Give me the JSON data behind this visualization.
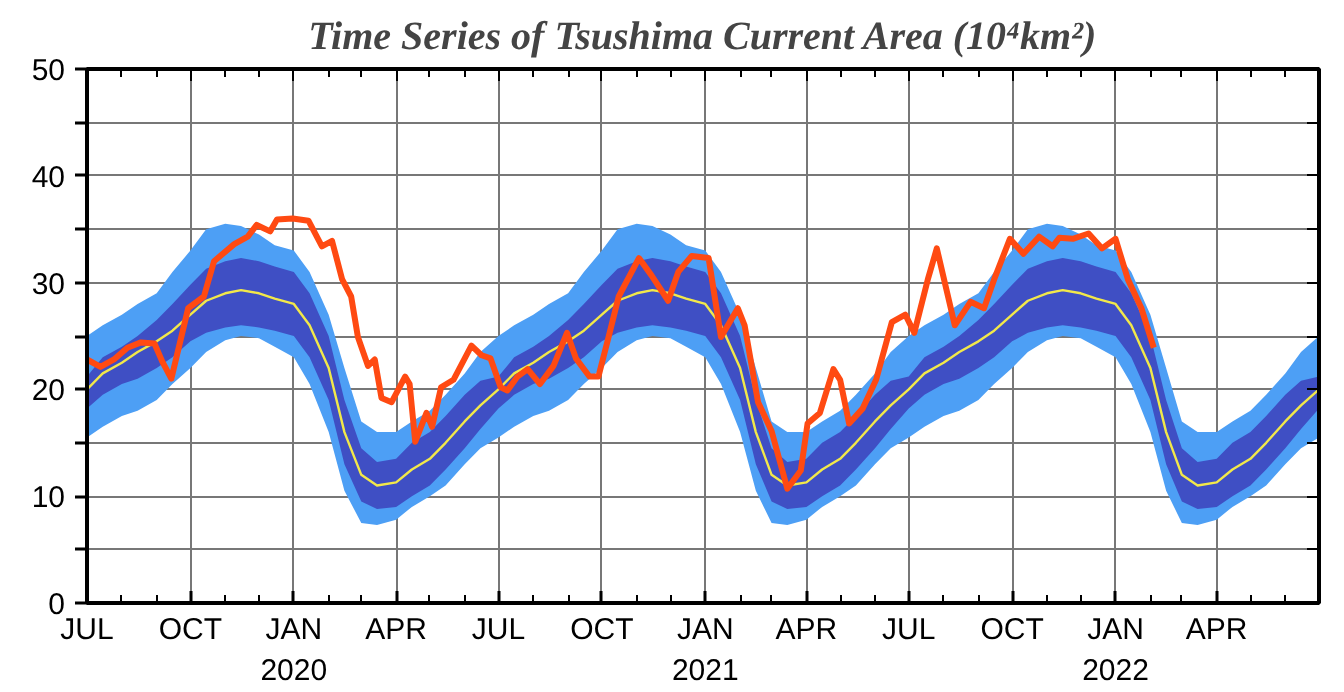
{
  "chart_data": {
    "type": "line",
    "title": "Time Series of Tsushima Current Area (10⁴km²)",
    "x": [
      "2019-07-01",
      "2019-07-15",
      "2019-08-01",
      "2019-08-15",
      "2019-09-01",
      "2019-09-15",
      "2019-10-01",
      "2019-10-15",
      "2019-11-01",
      "2019-11-15",
      "2019-12-01",
      "2019-12-15",
      "2020-01-01",
      "2020-01-15",
      "2020-02-01",
      "2020-02-15",
      "2020-03-01",
      "2020-03-15",
      "2020-04-01",
      "2020-04-15",
      "2020-05-01",
      "2020-05-15",
      "2020-06-01",
      "2020-06-15",
      "2020-07-01",
      "2020-07-15",
      "2020-08-01",
      "2020-08-15",
      "2020-09-01",
      "2020-09-15",
      "2020-10-01",
      "2020-10-15",
      "2020-11-01",
      "2020-11-15",
      "2020-12-01",
      "2020-12-15",
      "2021-01-01",
      "2021-01-15",
      "2021-02-01",
      "2021-02-15",
      "2021-03-01",
      "2021-03-15",
      "2021-04-01",
      "2021-04-15",
      "2021-05-01",
      "2021-05-15",
      "2021-06-01",
      "2021-06-15",
      "2021-07-01",
      "2021-07-15",
      "2021-08-01",
      "2021-08-15",
      "2021-09-01",
      "2021-09-15",
      "2021-10-01",
      "2021-10-15",
      "2021-11-01",
      "2021-11-15",
      "2021-12-01",
      "2021-12-15",
      "2022-01-01",
      "2022-01-15",
      "2022-02-01",
      "2022-02-15",
      "2022-03-01",
      "2022-03-15",
      "2022-04-01",
      "2022-04-15",
      "2022-05-01",
      "2022-05-15",
      "2022-06-01",
      "2022-06-15",
      "2022-07-01"
    ],
    "series": [
      {
        "color": "#4d9ff5",
        "values": [
          null,
          null,
          null,
          null,
          null,
          null,
          null,
          null,
          null,
          null,
          null,
          null,
          null,
          null,
          null,
          null,
          null,
          null,
          null,
          null,
          null,
          null,
          null,
          null,
          null,
          null,
          null,
          null,
          null,
          null,
          null,
          null,
          null,
          null,
          null,
          null,
          null,
          null,
          null,
          null,
          null,
          null,
          null,
          null,
          null,
          null,
          null,
          null,
          null,
          null,
          null,
          null,
          null,
          null,
          null,
          null,
          null,
          null,
          null,
          null,
          null,
          null,
          null,
          null,
          null,
          null,
          null,
          null,
          null,
          null,
          null,
          null,
          null
        ],
        "upper": [
          25,
          26,
          27,
          28,
          29,
          31,
          33,
          35,
          35.5,
          35.3,
          34.5,
          33.5,
          33,
          31,
          27,
          22,
          17,
          16,
          16,
          17,
          18,
          19.5,
          21.5,
          23.5,
          25,
          26,
          27,
          28,
          29,
          31,
          33,
          35,
          35.5,
          35.3,
          34.5,
          33.5,
          33,
          31,
          27,
          22,
          17,
          16,
          16,
          17,
          18,
          19.5,
          21.5,
          23.5,
          25,
          26,
          27,
          28,
          29,
          31,
          33,
          35,
          35.5,
          35.3,
          34.5,
          33.5,
          33,
          31,
          27,
          22,
          17,
          16,
          16,
          17,
          18,
          19.5,
          21.5,
          23.5,
          25
        ],
        "lower": [
          15.5,
          16.5,
          17.5,
          18,
          19,
          20.5,
          22,
          23.5,
          24.6,
          25,
          24.8,
          24,
          23,
          20.5,
          16,
          10.5,
          7.5,
          7.3,
          7.8,
          9,
          10,
          11,
          13,
          14.5,
          15.5,
          16.5,
          17.5,
          18,
          19,
          20.5,
          22,
          23.5,
          24.6,
          25,
          24.8,
          24,
          23,
          20.5,
          16,
          10.5,
          7.5,
          7.3,
          7.8,
          9,
          10,
          11,
          13,
          14.5,
          15.5,
          16.5,
          17.5,
          18,
          19,
          20.5,
          22,
          23.5,
          24.6,
          25,
          24.8,
          24,
          23,
          20.5,
          16,
          10.5,
          7.5,
          7.3,
          7.8,
          9,
          10,
          11,
          13,
          14.5,
          15.5
        ]
      },
      {
        "color": "#3f4fc4",
        "values": [
          null,
          null,
          null,
          null,
          null,
          null,
          null,
          null,
          null,
          null,
          null,
          null,
          null,
          null,
          null,
          null,
          null,
          null,
          null,
          null,
          null,
          null,
          null,
          null,
          null,
          null,
          null,
          null,
          null,
          null,
          null,
          null,
          null,
          null,
          null,
          null,
          null,
          null,
          null,
          null,
          null,
          null,
          null,
          null,
          null,
          null,
          null,
          null,
          null,
          null,
          null,
          null,
          null,
          null,
          null,
          null,
          null,
          null,
          null,
          null,
          null,
          null,
          null,
          null,
          null,
          null,
          null,
          null,
          null,
          null,
          null,
          null,
          null
        ],
        "upper": [
          21.2,
          23,
          24,
          25,
          26.5,
          28,
          29.8,
          31.3,
          32,
          32.3,
          32,
          31.5,
          31,
          29,
          25,
          19,
          14.5,
          13.2,
          13.5,
          15,
          16,
          17.5,
          19.5,
          20.8,
          21.2,
          23,
          24,
          25,
          26.5,
          28,
          29.8,
          31.3,
          32,
          32.3,
          32,
          31.5,
          31,
          29,
          25,
          19,
          14.5,
          13.2,
          13.5,
          15,
          16,
          17.5,
          19.5,
          20.8,
          21.2,
          23,
          24,
          25,
          26.5,
          28,
          29.8,
          31.3,
          32,
          32.3,
          32,
          31.5,
          31,
          29,
          25,
          19,
          14.5,
          13.2,
          13.5,
          15,
          16,
          17.5,
          19.5,
          20.8,
          21.2
        ],
        "lower": [
          18.2,
          19.5,
          20.5,
          21,
          22,
          23,
          24.5,
          25.3,
          25.8,
          26,
          25.8,
          25.5,
          25,
          23,
          19,
          13,
          9.5,
          8.8,
          9,
          10,
          11,
          12.5,
          14.5,
          16.3,
          18.2,
          19.5,
          20.5,
          21,
          22,
          23,
          24.5,
          25.3,
          25.8,
          26,
          25.8,
          25.5,
          25,
          23,
          19,
          13,
          9.5,
          8.8,
          9,
          10,
          11,
          12.5,
          14.5,
          16.3,
          18.2,
          19.5,
          20.5,
          21,
          22,
          23,
          24.5,
          25.3,
          25.8,
          26,
          25.8,
          25.5,
          25,
          23,
          19,
          13,
          9.5,
          8.8,
          9,
          10,
          11,
          12.5,
          14.5,
          16.3,
          18.2
        ]
      },
      {
        "color": "#f2e84a",
        "values": [
          20,
          21.5,
          22.5,
          23.5,
          24.5,
          25.5,
          27,
          28.3,
          29,
          29.3,
          29,
          28.5,
          28,
          26,
          22,
          16,
          12,
          11,
          11.3,
          12.5,
          13.5,
          15,
          17,
          18.5,
          20,
          21.5,
          22.5,
          23.5,
          24.5,
          25.5,
          27,
          28.3,
          29,
          29.3,
          29,
          28.5,
          28,
          26,
          22,
          16,
          12,
          11,
          11.3,
          12.5,
          13.5,
          15,
          17,
          18.5,
          20,
          21.5,
          22.5,
          23.5,
          24.5,
          25.5,
          27,
          28.3,
          29,
          29.3,
          29,
          28.5,
          28,
          26,
          22,
          16,
          12,
          11,
          11.3,
          12.5,
          13.5,
          15,
          17,
          18.5,
          20
        ]
      },
      {
        "color": "#ff4a12",
        "x": [
          "2019-07-01",
          "2019-07-13",
          "2019-07-25",
          "2019-08-06",
          "2019-08-18",
          "2019-08-30",
          "2019-09-06",
          "2019-09-14",
          "2019-09-29",
          "2019-10-13",
          "2019-10-22",
          "2019-11-09",
          "2019-11-21",
          "2019-11-29",
          "2019-12-11",
          "2019-12-17",
          "2019-12-31",
          "2020-01-14",
          "2020-01-26",
          "2020-02-04",
          "2020-02-13",
          "2020-02-21",
          "2020-02-27",
          "2020-03-07",
          "2020-03-13",
          "2020-03-19",
          "2020-03-28",
          "2020-04-09",
          "2020-04-13",
          "2020-04-18",
          "2020-04-28",
          "2020-05-03",
          "2020-05-11",
          "2020-05-22",
          "2020-06-07",
          "2020-06-16",
          "2020-06-24",
          "2020-07-03",
          "2020-07-09",
          "2020-07-18",
          "2020-07-27",
          "2020-08-07",
          "2020-08-19",
          "2020-08-31",
          "2020-09-08",
          "2020-09-20",
          "2020-09-28",
          "2020-10-07",
          "2020-10-16",
          "2020-11-03",
          "2020-11-14",
          "2020-11-29",
          "2020-12-08",
          "2020-12-20",
          "2021-01-04",
          "2021-01-15",
          "2021-01-30",
          "2021-02-05",
          "2021-02-17",
          "2021-03-01",
          "2021-03-15",
          "2021-03-27",
          "2021-04-02",
          "2021-04-13",
          "2021-04-25",
          "2021-05-01",
          "2021-05-09",
          "2021-05-21",
          "2021-06-02",
          "2021-06-16",
          "2021-06-28",
          "2021-07-06",
          "2021-07-18",
          "2021-07-26",
          "2021-08-11",
          "2021-08-25",
          "2021-09-06",
          "2021-09-15",
          "2021-09-29",
          "2021-10-11",
          "2021-10-25",
          "2021-11-06",
          "2021-11-12",
          "2021-11-24",
          "2021-12-08",
          "2021-12-20",
          "2022-01-01",
          "2022-01-12",
          "2022-01-24",
          "2022-02-04"
        ],
        "values": [
          22.8,
          22.1,
          22.8,
          23.9,
          24.4,
          24.3,
          22.6,
          21,
          27.6,
          28.7,
          32,
          33.6,
          34.3,
          35.4,
          34.8,
          35.9,
          36,
          35.8,
          33.4,
          33.9,
          30.3,
          28.7,
          24.9,
          22.2,
          22.8,
          19.2,
          18.8,
          21.2,
          20.5,
          15.1,
          17.8,
          16.5,
          20.2,
          20.9,
          24.1,
          23.2,
          22.9,
          20.2,
          19.9,
          21.2,
          21.9,
          20.5,
          22.2,
          25.3,
          22.9,
          21.2,
          21.2,
          24.9,
          28.7,
          32.3,
          30.7,
          28.3,
          31,
          32.5,
          32.3,
          24.9,
          27.6,
          26,
          18.8,
          16.1,
          10.7,
          12.4,
          16.8,
          17.8,
          21.9,
          20.9,
          16.8,
          18.2,
          20.9,
          26.3,
          27,
          25.3,
          30.3,
          33.2,
          26,
          28.2,
          27.6,
          30.3,
          34.1,
          32.7,
          34.3,
          33.4,
          34.2,
          34.1,
          34.6,
          33.2,
          34.1,
          30.3,
          27.6,
          23.9
        ]
      }
    ],
    "xlim": [
      "2019-07-01",
      "2022-07-01"
    ],
    "xticks": [
      {
        "value": "2019-07-01",
        "label": "JUL"
      },
      {
        "value": "2019-10-01",
        "label": "OCT"
      },
      {
        "value": "2020-01-01",
        "label": "JAN\n2020"
      },
      {
        "value": "2020-04-01",
        "label": "APR"
      },
      {
        "value": "2020-07-01",
        "label": "JUL"
      },
      {
        "value": "2020-10-01",
        "label": "OCT"
      },
      {
        "value": "2021-01-01",
        "label": "JAN\n2021"
      },
      {
        "value": "2021-04-01",
        "label": "APR"
      },
      {
        "value": "2021-07-01",
        "label": "JUL"
      },
      {
        "value": "2021-10-01",
        "label": "OCT"
      },
      {
        "value": "2022-01-01",
        "label": "JAN\n2022"
      },
      {
        "value": "2022-04-01",
        "label": "APR"
      },
      {
        "value": "2022-07-01",
        "label": null
      }
    ],
    "ylim": [
      0,
      50
    ],
    "yticks": [
      0,
      {
        "value": 5,
        "label": null
      },
      10,
      {
        "value": 15,
        "label": null
      },
      20,
      {
        "value": 25,
        "label": null
      },
      30,
      {
        "value": 35,
        "label": null
      },
      40,
      {
        "value": 45,
        "label": null
      },
      50
    ],
    "grid": true,
    "line_style": "solid"
  }
}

========================================================================

* Exercise description: In the records above, find each line with the word "color" and copy it.

* Answer:
        "color": "#4d9ff5",
        "color": "#3f4fc4",
        "color": "#f2e84a",
        "color": "#ff4a12",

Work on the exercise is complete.